*Instructions to follow*
Each line that holds the string "image" counts once; say how many such lines there are and add nothing.

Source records
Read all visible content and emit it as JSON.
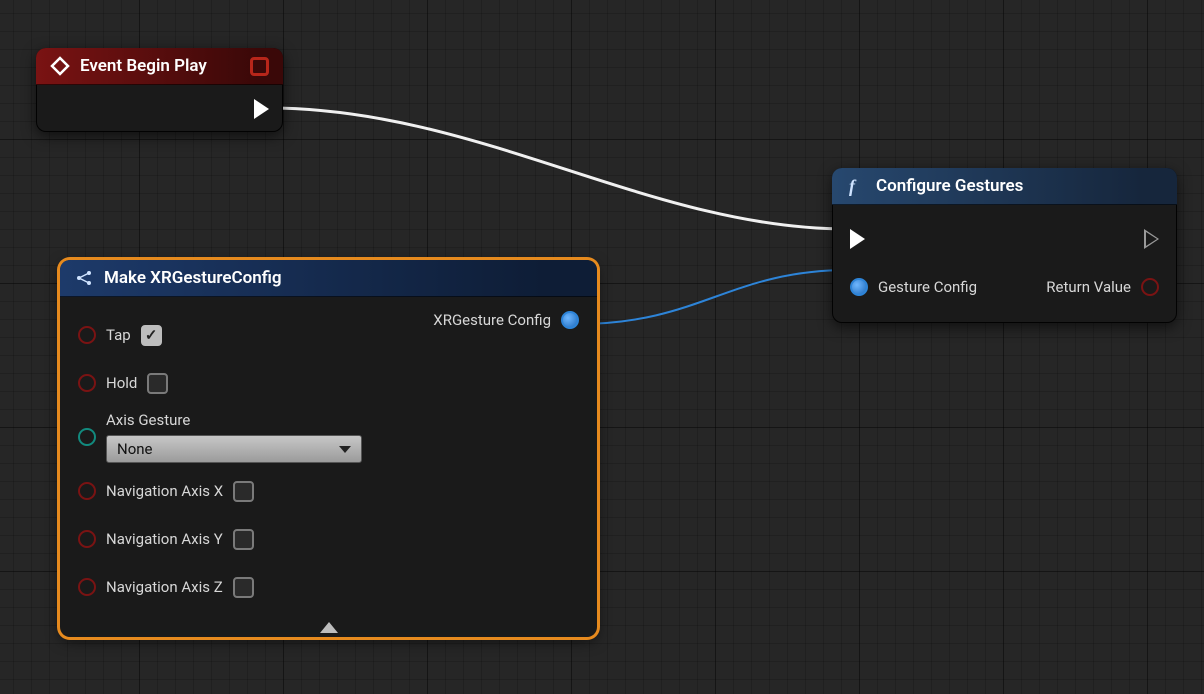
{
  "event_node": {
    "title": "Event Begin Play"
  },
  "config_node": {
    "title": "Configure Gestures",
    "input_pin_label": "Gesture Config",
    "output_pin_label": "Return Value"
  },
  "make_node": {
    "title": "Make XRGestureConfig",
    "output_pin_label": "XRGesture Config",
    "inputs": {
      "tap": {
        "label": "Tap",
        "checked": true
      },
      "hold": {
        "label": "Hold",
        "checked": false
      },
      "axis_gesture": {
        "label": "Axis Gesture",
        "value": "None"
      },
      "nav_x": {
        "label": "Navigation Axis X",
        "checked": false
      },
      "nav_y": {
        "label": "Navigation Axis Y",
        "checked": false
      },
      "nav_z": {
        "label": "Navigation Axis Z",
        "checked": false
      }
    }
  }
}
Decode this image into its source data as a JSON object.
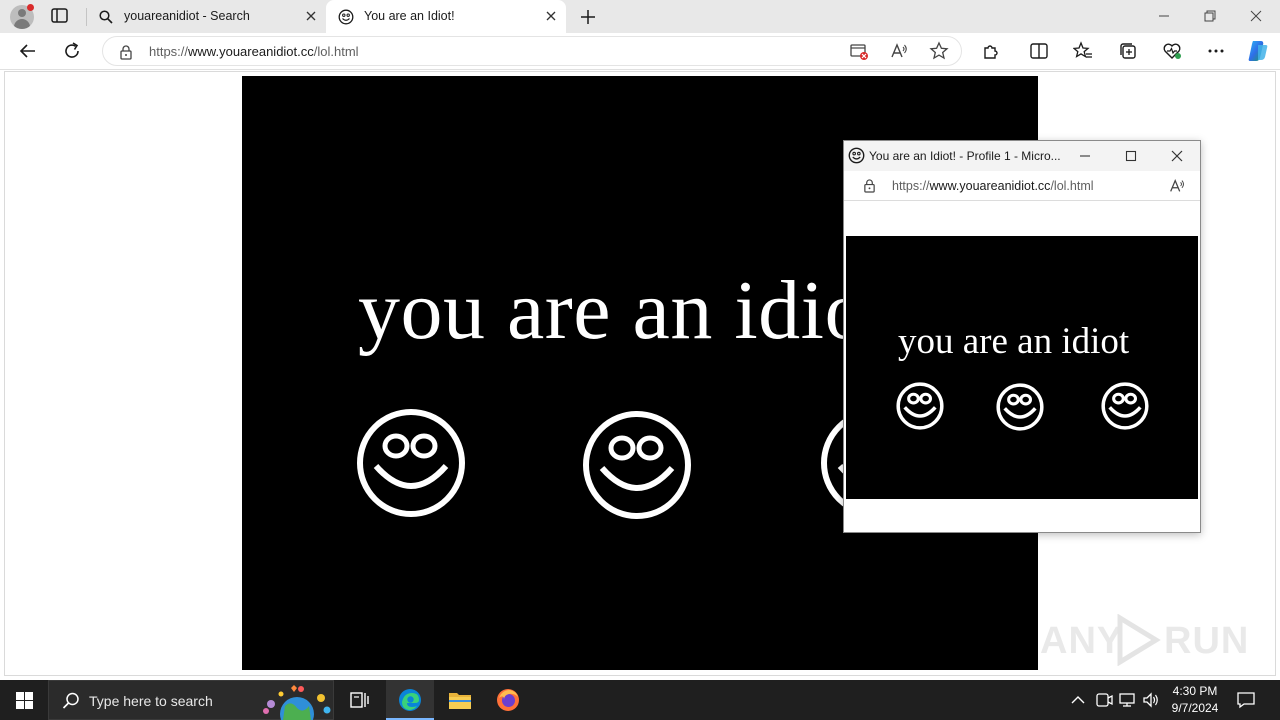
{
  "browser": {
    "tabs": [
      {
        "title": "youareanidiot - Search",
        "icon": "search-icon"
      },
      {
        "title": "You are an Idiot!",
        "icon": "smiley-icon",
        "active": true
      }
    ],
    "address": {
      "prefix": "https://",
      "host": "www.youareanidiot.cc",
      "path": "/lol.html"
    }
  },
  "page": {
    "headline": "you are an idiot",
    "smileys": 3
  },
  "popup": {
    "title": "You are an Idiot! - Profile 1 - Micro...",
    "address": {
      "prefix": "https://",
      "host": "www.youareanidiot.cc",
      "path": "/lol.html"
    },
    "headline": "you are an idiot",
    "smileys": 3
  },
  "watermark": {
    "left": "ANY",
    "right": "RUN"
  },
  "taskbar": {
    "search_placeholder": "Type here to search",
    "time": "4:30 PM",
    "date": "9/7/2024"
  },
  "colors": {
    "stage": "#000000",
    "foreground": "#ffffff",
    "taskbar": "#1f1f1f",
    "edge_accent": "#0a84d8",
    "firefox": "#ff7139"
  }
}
==
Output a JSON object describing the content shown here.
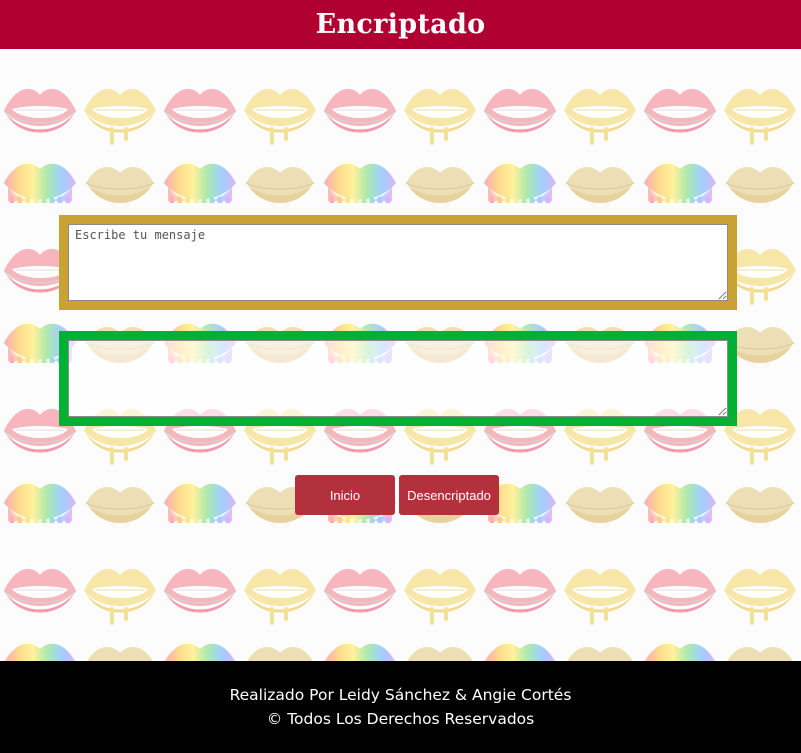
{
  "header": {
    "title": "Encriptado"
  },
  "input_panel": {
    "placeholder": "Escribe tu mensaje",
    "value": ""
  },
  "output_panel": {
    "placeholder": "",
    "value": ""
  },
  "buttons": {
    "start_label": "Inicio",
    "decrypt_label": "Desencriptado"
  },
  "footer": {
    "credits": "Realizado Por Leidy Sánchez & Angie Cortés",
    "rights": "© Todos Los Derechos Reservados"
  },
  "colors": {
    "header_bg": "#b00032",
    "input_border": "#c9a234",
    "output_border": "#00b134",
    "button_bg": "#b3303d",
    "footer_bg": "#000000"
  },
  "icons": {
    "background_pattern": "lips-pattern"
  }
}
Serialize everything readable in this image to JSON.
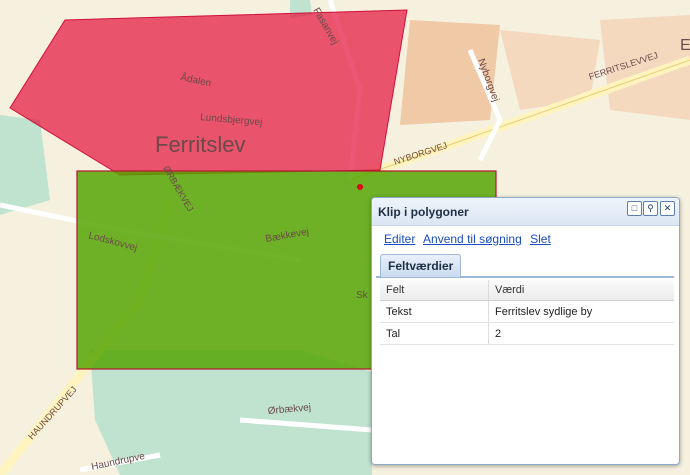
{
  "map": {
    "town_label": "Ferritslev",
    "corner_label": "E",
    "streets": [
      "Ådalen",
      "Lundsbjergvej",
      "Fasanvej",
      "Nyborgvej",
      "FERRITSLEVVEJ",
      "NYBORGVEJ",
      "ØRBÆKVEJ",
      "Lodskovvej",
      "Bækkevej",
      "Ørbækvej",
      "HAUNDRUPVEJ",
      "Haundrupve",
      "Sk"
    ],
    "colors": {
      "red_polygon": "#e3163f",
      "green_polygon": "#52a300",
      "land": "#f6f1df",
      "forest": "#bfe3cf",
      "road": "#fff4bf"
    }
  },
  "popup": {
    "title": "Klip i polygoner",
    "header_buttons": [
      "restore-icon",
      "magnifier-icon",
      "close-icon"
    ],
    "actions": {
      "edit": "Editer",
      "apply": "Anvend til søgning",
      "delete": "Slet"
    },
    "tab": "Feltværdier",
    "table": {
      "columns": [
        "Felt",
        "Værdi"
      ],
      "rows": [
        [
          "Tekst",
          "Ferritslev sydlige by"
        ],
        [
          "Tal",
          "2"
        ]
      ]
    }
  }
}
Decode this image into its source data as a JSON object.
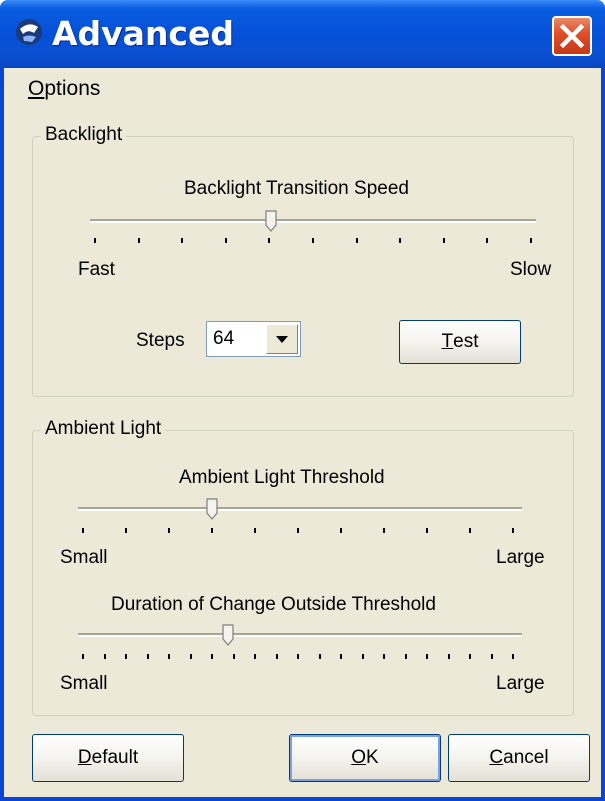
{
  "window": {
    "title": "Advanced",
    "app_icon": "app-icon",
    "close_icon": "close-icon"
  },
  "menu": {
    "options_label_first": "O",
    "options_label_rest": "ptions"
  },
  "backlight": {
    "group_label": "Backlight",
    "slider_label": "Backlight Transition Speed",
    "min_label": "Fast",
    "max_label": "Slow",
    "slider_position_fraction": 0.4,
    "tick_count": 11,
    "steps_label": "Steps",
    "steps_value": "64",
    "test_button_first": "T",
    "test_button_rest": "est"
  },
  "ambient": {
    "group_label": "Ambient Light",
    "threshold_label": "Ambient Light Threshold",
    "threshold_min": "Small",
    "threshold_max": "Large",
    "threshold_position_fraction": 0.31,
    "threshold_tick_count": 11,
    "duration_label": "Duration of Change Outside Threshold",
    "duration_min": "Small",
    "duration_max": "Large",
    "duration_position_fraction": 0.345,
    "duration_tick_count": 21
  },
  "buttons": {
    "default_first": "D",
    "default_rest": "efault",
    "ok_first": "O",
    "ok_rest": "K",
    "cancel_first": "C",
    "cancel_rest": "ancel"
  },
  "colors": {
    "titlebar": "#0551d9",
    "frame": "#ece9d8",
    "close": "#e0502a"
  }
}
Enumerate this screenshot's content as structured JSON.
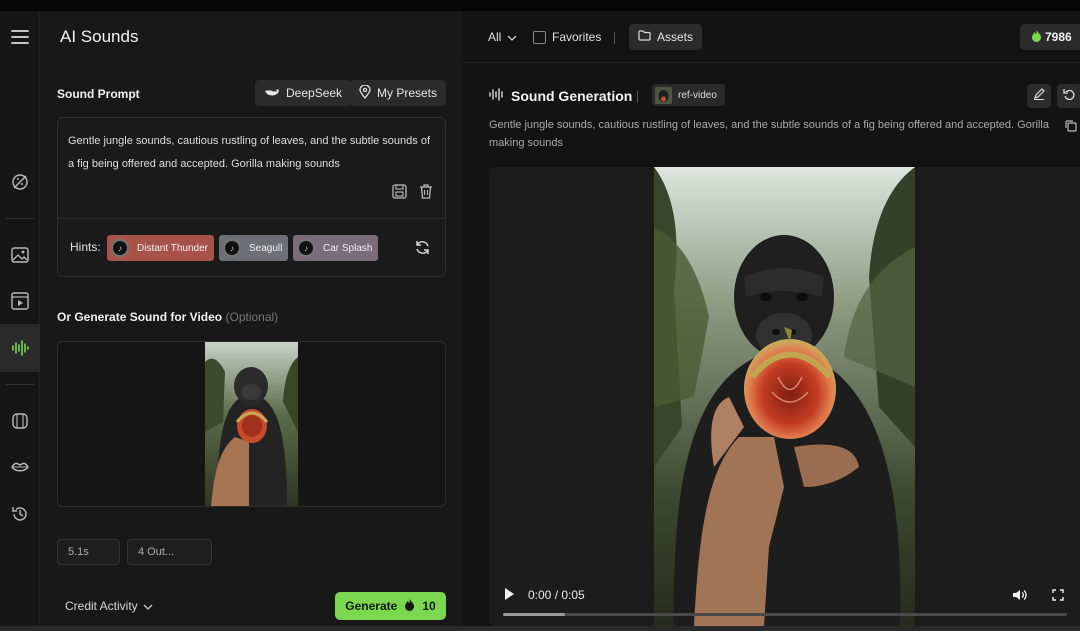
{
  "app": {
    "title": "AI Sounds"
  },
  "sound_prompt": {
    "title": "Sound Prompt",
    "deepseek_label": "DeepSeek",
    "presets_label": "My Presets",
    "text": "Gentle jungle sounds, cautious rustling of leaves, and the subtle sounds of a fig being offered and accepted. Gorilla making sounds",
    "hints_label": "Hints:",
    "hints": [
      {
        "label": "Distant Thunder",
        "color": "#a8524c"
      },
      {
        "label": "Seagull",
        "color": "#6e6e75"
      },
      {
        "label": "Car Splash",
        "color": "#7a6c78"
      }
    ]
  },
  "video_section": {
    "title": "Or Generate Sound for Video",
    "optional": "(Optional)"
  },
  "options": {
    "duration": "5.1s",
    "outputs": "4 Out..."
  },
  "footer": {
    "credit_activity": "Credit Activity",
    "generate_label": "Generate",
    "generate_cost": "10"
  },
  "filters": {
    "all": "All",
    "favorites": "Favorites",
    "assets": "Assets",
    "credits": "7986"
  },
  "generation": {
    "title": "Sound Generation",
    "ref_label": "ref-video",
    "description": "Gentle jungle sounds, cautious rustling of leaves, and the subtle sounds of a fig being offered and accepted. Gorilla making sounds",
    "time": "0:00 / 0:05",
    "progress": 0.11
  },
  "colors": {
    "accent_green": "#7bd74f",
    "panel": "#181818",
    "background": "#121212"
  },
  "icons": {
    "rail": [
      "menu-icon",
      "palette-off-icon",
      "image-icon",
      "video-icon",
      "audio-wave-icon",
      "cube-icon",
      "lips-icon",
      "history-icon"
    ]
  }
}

*Output*
4